**TASK DIRECTIONS:**
Gather from the listing below each line that includes the word "存款类机构质押式回购加权利率", and copy it.

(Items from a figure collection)

○ ○ ○

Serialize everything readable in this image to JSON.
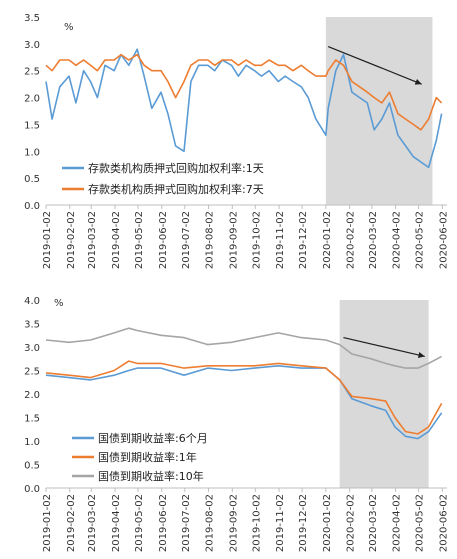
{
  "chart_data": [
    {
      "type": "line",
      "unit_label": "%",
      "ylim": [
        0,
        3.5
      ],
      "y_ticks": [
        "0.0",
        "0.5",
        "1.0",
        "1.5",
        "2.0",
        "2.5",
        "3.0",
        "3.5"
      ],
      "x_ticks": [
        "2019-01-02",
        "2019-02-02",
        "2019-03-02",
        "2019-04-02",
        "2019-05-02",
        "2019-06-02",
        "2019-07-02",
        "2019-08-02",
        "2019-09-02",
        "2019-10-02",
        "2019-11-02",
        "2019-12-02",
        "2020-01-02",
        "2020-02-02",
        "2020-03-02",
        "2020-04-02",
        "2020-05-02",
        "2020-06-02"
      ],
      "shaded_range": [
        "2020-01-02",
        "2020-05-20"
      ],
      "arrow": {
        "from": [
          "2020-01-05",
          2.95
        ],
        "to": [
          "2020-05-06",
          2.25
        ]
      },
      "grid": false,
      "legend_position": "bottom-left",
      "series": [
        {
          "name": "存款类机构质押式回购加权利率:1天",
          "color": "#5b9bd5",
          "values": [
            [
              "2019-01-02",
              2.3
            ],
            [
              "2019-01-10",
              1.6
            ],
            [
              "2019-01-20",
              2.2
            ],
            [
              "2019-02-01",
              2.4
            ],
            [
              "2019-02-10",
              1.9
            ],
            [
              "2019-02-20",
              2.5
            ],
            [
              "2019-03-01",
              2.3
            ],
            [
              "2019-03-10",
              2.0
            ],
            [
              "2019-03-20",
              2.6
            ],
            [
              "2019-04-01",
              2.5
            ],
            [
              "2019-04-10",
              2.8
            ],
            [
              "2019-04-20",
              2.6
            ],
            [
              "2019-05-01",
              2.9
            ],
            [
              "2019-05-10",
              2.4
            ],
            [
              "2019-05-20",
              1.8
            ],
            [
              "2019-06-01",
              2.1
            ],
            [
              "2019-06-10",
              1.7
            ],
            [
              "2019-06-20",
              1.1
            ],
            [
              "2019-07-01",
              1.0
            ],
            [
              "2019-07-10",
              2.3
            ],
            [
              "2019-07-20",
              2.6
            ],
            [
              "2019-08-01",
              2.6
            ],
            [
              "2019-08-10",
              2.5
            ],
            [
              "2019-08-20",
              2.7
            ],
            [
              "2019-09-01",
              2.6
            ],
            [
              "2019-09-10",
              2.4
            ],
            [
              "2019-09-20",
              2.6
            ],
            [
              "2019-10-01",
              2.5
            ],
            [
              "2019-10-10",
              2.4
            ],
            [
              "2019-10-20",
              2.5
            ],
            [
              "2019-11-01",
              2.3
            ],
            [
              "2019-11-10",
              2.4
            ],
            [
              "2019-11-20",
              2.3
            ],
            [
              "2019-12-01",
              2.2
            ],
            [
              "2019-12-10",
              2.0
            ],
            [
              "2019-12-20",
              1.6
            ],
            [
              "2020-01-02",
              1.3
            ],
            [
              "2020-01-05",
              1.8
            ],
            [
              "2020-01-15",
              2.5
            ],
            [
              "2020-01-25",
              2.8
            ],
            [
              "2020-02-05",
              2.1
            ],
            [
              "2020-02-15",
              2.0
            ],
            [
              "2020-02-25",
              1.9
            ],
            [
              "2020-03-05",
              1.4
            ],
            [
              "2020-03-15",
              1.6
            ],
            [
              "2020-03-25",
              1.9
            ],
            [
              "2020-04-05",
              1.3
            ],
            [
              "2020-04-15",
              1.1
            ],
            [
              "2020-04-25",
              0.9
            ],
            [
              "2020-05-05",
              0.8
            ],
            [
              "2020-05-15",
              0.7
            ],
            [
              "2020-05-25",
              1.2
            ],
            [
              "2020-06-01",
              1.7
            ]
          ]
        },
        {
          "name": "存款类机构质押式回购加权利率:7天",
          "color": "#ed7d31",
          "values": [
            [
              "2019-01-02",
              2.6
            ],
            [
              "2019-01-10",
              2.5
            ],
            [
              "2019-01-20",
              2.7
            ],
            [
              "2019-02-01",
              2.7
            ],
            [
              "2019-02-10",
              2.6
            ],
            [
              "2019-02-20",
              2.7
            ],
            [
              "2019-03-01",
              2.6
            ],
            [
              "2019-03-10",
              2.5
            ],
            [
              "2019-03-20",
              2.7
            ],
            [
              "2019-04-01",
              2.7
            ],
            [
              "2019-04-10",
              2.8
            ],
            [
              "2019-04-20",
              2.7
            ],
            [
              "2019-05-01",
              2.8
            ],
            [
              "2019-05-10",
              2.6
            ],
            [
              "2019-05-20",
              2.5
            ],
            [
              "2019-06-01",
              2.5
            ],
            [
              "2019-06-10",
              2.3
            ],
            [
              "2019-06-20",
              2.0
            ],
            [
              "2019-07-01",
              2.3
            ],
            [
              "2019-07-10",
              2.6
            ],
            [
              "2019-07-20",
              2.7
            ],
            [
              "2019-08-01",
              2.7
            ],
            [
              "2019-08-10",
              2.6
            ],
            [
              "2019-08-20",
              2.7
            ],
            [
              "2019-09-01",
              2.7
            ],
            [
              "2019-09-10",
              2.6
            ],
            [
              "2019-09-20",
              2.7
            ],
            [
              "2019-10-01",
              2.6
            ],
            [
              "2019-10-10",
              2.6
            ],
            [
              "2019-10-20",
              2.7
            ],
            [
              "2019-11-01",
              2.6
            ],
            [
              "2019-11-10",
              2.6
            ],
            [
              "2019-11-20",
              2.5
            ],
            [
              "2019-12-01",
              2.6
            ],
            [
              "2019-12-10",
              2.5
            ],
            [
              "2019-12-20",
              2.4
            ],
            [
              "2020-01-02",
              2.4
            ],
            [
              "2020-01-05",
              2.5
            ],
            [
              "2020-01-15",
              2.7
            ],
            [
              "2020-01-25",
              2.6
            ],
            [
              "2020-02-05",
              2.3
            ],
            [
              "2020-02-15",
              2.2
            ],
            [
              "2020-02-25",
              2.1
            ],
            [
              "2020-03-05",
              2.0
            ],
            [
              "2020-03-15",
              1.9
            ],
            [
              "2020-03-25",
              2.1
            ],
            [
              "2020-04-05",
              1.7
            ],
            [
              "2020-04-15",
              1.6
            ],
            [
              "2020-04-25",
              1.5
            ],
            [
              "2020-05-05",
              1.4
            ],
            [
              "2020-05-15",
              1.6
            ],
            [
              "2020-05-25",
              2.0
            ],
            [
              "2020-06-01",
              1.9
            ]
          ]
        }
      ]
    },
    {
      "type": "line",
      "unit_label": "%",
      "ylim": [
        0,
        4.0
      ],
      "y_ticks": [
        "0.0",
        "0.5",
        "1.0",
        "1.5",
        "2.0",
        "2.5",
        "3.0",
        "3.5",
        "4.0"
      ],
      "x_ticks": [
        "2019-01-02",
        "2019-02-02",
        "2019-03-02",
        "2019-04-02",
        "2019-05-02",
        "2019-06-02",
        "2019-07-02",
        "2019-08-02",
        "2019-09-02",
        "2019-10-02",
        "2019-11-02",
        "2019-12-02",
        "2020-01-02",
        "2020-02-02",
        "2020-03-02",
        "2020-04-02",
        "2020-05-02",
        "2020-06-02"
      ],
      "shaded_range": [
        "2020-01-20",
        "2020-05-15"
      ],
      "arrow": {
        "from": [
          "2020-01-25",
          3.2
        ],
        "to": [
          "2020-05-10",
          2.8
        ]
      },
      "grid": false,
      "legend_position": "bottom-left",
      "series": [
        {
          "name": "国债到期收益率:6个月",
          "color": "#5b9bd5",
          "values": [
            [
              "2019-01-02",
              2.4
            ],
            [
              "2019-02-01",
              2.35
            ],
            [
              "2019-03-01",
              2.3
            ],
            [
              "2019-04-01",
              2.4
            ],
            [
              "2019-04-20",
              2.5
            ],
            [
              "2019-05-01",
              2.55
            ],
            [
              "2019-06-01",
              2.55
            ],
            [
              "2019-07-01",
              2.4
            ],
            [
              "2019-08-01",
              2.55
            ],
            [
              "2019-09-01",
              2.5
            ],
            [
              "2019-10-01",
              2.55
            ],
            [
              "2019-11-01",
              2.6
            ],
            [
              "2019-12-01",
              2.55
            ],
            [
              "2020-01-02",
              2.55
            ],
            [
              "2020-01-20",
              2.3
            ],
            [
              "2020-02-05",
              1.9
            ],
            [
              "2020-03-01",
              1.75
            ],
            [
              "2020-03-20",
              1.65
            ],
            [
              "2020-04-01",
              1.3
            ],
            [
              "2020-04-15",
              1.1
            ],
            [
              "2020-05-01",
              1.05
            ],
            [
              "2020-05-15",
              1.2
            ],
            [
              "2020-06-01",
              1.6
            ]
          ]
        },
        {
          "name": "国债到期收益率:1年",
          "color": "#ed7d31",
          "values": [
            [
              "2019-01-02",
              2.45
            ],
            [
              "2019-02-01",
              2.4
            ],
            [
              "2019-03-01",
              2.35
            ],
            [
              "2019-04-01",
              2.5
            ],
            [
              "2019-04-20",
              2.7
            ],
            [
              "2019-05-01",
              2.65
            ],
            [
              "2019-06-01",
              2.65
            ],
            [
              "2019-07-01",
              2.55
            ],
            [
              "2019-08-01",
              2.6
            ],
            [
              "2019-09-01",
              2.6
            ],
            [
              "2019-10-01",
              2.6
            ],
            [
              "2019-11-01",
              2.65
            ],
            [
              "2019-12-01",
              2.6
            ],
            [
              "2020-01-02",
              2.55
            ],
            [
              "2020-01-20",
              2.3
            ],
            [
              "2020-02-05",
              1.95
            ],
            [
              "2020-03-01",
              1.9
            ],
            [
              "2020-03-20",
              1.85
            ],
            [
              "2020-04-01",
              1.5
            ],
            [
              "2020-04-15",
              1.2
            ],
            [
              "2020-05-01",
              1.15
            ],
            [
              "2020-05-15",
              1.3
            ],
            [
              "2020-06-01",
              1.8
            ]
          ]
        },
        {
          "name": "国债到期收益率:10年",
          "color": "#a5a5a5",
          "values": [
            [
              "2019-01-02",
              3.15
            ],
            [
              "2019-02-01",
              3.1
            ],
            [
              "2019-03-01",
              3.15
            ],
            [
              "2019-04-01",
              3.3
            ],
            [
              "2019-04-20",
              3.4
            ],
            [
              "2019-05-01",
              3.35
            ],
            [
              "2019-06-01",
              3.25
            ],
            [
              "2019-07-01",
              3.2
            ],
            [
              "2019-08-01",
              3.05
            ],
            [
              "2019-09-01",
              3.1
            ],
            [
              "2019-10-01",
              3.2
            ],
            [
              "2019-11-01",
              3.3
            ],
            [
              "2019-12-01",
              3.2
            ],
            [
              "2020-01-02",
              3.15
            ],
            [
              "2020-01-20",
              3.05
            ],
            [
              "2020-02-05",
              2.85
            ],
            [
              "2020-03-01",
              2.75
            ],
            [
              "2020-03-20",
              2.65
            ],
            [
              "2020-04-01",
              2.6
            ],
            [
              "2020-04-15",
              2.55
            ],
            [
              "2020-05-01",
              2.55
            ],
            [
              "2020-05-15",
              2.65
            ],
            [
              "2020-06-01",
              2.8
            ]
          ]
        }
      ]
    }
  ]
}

○ ○ ○

**WRITTEN SOLUTION:**
          "name": "存款类机构质押式回购加权利率:1天",
          "name": "存款类机构质押式回购加权利率:7天",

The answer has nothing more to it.